## BEGIN Extracted data

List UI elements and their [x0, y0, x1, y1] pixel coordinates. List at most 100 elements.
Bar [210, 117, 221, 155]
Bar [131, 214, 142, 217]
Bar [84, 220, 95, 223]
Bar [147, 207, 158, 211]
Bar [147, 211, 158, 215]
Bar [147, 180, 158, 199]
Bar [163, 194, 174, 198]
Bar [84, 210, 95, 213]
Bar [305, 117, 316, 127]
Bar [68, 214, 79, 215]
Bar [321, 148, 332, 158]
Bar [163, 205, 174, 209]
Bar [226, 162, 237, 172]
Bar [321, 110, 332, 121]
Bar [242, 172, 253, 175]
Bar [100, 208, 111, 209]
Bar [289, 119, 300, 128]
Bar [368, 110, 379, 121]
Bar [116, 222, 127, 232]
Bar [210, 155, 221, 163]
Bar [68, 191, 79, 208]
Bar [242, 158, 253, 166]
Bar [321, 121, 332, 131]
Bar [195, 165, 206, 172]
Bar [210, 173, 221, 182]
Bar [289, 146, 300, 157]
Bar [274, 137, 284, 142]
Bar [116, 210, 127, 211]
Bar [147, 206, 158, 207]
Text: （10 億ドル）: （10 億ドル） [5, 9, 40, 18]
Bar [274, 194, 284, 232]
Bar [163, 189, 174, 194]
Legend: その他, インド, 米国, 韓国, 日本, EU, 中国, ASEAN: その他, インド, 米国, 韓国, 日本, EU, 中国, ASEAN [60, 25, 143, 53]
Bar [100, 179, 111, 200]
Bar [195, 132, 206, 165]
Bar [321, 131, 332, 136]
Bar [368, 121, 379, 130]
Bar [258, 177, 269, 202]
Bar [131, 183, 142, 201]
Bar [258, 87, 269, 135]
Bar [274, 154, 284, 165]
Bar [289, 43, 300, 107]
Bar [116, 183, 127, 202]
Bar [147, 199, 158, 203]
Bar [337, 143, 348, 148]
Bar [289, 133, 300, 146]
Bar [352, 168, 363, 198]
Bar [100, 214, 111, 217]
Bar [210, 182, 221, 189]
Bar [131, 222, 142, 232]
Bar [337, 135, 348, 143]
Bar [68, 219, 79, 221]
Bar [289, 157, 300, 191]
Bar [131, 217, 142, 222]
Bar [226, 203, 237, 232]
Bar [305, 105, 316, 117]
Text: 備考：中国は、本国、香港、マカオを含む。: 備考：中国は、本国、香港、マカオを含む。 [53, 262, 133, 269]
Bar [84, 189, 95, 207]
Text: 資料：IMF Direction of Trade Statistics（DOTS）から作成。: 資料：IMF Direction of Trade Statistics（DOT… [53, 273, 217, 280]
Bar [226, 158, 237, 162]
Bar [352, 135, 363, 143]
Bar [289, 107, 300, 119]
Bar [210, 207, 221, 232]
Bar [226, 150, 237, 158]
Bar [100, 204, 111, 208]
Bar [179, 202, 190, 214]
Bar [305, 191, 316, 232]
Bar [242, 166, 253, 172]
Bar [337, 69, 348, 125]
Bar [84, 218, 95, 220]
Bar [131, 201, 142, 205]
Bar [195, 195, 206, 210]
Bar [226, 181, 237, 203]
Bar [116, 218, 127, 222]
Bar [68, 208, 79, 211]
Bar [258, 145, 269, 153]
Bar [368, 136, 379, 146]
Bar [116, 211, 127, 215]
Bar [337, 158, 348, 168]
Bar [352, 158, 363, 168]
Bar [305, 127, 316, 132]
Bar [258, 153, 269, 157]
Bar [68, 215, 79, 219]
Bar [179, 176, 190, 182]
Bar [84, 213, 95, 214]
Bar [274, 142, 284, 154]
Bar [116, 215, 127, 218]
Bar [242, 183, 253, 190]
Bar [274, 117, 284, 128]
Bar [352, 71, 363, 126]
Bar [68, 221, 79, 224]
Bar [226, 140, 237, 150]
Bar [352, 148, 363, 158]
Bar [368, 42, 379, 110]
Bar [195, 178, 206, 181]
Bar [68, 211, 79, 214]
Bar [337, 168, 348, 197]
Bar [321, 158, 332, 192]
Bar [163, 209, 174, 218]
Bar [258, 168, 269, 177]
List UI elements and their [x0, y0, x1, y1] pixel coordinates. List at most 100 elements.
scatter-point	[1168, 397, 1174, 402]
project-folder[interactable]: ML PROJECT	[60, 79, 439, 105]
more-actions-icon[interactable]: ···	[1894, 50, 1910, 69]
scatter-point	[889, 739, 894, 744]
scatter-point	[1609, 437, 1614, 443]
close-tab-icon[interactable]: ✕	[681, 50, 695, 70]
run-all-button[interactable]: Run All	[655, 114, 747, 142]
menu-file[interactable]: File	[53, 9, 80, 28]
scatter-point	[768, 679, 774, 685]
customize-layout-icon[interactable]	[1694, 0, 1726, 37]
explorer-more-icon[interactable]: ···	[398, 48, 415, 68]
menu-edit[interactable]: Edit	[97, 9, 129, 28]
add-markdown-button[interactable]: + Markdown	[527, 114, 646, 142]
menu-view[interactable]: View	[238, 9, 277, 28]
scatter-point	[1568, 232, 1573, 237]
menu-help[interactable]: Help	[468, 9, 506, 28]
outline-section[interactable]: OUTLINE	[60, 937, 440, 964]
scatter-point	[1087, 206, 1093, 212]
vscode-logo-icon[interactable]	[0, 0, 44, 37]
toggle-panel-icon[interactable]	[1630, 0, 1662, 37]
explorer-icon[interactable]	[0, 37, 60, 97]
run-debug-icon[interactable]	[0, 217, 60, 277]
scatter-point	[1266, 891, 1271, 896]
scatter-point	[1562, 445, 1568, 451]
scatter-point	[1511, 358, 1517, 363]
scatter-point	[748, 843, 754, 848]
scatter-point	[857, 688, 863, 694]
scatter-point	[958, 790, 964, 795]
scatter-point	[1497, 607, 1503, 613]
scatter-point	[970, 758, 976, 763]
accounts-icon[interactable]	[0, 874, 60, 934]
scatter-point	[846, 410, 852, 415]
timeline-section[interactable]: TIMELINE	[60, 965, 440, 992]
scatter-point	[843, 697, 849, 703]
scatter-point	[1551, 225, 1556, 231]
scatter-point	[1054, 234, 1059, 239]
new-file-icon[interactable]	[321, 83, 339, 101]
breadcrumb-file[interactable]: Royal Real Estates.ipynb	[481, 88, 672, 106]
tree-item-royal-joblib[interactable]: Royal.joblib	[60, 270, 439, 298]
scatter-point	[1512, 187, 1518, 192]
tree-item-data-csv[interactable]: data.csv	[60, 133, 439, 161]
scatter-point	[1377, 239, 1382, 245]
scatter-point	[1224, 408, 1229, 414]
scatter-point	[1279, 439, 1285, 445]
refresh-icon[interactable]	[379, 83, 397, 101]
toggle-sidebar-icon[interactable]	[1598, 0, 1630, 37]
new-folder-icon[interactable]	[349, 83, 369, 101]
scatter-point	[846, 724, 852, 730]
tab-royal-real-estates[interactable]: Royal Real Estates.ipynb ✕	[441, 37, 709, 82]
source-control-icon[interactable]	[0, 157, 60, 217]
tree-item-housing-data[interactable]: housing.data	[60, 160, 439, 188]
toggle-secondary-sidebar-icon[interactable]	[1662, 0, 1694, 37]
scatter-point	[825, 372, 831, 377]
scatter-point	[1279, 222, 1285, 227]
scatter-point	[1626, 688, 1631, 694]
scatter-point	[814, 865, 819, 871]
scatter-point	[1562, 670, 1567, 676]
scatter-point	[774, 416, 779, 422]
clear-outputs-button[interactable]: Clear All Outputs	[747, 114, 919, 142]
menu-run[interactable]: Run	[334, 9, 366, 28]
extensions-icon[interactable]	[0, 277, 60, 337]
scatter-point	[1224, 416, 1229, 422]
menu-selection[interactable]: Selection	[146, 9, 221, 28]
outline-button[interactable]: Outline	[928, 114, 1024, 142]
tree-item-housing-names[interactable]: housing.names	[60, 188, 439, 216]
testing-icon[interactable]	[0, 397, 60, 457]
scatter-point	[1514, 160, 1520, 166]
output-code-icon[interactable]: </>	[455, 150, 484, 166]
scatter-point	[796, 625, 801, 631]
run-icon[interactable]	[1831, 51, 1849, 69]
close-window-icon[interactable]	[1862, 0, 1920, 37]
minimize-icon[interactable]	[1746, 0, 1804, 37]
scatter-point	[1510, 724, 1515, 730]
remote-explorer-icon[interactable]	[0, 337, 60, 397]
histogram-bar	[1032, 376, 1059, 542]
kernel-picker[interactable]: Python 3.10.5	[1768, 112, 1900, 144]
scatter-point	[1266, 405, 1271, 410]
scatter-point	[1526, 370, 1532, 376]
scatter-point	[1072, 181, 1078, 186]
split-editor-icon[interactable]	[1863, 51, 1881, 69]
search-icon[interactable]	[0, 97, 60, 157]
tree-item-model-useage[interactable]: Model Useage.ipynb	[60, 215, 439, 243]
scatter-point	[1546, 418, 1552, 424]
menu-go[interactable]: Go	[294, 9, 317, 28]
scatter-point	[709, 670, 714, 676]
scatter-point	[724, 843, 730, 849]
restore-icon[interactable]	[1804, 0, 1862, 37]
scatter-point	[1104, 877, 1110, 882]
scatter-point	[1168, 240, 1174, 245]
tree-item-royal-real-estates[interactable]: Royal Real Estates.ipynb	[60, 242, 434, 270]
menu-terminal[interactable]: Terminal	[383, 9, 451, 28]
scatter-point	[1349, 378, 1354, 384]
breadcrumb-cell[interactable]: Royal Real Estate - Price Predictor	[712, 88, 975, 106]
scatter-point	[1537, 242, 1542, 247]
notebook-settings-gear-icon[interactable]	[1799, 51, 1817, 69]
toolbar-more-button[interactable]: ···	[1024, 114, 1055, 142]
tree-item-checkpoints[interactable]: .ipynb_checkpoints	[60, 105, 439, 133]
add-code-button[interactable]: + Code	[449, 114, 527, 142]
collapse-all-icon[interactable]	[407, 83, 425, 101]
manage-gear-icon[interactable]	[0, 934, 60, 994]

## END Extracted data

▶ _Description of the task_
Count the lines in the entries above that contain the string "button", and reply with only that number.

▶ _Correct response_
6